What is needed
Read the records and gather each line that includes "mutatus".

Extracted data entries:
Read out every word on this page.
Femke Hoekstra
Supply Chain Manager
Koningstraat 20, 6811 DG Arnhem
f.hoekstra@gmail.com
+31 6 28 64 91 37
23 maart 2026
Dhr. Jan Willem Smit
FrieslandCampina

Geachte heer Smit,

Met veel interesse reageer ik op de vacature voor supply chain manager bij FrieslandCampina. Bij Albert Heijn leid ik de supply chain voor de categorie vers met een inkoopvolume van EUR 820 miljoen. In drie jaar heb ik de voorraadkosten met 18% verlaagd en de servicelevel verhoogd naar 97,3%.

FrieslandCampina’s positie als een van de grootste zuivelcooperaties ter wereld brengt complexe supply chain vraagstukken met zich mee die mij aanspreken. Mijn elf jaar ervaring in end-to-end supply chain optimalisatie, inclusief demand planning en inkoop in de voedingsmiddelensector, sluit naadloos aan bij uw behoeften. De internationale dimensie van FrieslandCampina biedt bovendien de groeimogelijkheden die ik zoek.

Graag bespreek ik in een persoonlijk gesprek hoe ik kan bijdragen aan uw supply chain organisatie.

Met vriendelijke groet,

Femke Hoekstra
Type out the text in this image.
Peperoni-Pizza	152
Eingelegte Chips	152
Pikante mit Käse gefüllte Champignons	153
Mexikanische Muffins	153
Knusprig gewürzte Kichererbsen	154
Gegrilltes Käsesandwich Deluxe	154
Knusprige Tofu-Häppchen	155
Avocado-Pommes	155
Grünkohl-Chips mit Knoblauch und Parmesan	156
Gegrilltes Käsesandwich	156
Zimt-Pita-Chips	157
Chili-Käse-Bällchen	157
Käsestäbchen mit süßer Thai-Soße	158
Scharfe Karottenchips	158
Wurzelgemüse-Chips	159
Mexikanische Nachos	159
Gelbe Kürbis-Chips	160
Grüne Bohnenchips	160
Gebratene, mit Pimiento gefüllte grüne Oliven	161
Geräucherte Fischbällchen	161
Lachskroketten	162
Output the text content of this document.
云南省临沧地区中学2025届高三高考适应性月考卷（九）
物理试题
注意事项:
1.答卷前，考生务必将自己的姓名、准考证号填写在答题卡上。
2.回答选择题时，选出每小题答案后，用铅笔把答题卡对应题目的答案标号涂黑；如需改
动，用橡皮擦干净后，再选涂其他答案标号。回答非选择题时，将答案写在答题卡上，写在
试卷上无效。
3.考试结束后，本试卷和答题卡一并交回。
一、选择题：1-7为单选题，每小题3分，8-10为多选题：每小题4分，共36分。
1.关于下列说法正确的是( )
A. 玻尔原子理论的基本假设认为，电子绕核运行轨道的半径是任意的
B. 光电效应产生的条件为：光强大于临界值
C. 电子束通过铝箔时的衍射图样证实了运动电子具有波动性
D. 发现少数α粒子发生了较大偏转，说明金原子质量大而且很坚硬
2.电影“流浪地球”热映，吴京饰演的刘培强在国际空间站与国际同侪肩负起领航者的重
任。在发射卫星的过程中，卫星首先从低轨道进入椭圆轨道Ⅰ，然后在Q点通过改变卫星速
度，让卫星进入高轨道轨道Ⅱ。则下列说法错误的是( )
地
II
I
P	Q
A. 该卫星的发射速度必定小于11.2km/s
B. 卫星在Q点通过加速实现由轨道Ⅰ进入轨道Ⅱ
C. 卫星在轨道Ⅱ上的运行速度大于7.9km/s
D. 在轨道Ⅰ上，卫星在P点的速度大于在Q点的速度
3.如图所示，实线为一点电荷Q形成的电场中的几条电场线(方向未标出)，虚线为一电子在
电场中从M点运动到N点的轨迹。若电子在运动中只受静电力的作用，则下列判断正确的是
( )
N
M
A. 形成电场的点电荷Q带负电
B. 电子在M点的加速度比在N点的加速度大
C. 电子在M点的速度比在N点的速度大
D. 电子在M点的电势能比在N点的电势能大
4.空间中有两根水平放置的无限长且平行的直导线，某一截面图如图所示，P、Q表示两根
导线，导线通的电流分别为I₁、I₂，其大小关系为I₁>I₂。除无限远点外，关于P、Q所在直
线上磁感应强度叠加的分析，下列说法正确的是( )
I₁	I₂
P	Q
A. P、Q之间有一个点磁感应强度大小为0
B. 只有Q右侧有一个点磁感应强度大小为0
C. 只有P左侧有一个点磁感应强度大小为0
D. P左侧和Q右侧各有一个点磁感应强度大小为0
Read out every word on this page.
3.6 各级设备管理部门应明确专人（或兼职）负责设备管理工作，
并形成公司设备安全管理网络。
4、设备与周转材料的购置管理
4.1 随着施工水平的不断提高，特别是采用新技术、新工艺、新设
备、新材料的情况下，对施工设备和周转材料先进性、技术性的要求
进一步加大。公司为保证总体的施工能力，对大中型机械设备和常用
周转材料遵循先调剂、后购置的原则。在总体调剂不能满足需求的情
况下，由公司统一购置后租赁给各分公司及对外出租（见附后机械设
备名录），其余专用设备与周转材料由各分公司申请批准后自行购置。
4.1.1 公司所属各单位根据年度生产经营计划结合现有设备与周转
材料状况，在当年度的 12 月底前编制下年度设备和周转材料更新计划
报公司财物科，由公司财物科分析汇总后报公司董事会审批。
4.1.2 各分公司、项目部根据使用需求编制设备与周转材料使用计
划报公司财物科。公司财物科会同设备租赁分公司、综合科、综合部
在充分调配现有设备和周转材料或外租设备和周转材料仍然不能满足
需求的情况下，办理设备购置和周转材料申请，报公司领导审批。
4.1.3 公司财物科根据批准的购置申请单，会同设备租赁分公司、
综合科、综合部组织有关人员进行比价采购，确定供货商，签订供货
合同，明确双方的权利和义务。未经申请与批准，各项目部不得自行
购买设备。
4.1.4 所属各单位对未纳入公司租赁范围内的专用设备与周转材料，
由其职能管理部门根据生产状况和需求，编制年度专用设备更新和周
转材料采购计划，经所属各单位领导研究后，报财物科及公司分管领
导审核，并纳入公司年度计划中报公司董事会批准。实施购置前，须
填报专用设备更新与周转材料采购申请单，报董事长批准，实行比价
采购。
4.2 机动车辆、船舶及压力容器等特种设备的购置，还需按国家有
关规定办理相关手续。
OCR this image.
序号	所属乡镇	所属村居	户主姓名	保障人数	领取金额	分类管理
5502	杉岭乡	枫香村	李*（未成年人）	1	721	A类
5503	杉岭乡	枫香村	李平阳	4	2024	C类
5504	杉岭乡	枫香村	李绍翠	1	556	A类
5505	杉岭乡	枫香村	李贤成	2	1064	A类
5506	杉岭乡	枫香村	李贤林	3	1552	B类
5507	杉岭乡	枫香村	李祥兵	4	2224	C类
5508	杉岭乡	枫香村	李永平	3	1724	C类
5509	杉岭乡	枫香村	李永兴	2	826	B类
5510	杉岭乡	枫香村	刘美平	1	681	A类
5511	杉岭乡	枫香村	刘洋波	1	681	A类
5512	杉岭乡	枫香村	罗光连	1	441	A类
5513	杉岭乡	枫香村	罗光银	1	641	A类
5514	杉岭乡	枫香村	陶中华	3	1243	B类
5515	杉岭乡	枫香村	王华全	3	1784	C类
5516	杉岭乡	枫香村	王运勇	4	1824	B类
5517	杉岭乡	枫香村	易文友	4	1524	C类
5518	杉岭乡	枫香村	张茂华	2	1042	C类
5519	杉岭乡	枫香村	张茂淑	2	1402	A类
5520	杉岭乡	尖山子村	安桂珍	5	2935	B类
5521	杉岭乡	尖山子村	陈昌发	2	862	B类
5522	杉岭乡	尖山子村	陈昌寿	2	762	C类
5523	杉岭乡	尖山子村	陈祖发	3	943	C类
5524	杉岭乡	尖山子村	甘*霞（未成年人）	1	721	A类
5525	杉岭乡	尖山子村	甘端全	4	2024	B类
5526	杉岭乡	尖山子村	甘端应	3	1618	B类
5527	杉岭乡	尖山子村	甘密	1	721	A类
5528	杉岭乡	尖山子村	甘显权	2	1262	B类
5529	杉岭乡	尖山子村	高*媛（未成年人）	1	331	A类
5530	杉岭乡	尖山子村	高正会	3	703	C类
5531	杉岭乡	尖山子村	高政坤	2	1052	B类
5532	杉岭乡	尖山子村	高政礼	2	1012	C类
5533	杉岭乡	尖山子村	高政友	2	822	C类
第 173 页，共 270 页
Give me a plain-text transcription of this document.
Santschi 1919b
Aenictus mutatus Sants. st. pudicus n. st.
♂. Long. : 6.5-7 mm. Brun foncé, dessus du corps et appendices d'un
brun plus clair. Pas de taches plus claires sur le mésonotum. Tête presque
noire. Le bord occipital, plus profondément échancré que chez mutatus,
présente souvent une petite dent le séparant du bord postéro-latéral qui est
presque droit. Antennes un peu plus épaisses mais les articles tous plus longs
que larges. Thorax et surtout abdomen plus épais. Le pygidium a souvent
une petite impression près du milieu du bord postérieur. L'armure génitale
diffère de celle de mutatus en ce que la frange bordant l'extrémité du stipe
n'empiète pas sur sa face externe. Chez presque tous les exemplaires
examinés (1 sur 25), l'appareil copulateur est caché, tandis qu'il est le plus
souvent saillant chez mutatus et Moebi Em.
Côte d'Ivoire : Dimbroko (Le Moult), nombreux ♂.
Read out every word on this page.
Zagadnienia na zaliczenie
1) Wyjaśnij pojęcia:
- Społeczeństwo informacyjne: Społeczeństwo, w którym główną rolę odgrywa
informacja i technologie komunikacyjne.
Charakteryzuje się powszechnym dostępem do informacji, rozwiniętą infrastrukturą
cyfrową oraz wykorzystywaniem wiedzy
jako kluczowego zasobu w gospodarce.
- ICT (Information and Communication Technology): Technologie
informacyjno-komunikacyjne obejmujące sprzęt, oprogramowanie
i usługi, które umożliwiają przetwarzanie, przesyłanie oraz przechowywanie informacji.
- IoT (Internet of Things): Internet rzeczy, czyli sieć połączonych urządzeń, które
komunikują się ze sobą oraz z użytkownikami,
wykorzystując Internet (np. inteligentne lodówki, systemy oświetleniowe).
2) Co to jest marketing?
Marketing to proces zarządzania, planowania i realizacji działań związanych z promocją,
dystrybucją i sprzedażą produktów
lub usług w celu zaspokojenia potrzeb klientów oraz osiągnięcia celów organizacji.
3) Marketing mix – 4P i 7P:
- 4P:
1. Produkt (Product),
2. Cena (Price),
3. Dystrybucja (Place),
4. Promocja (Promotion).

Completed task
Aenictus mutatus Sants. st. pudicus n. st.
noire. Le bord occipital, plus profondément échancré que chez mutatus,
diffère de celle de mutatus en ce que la frange bordant l'extrémité du stipe
souvent saillant chez mutatus et Moebi Em.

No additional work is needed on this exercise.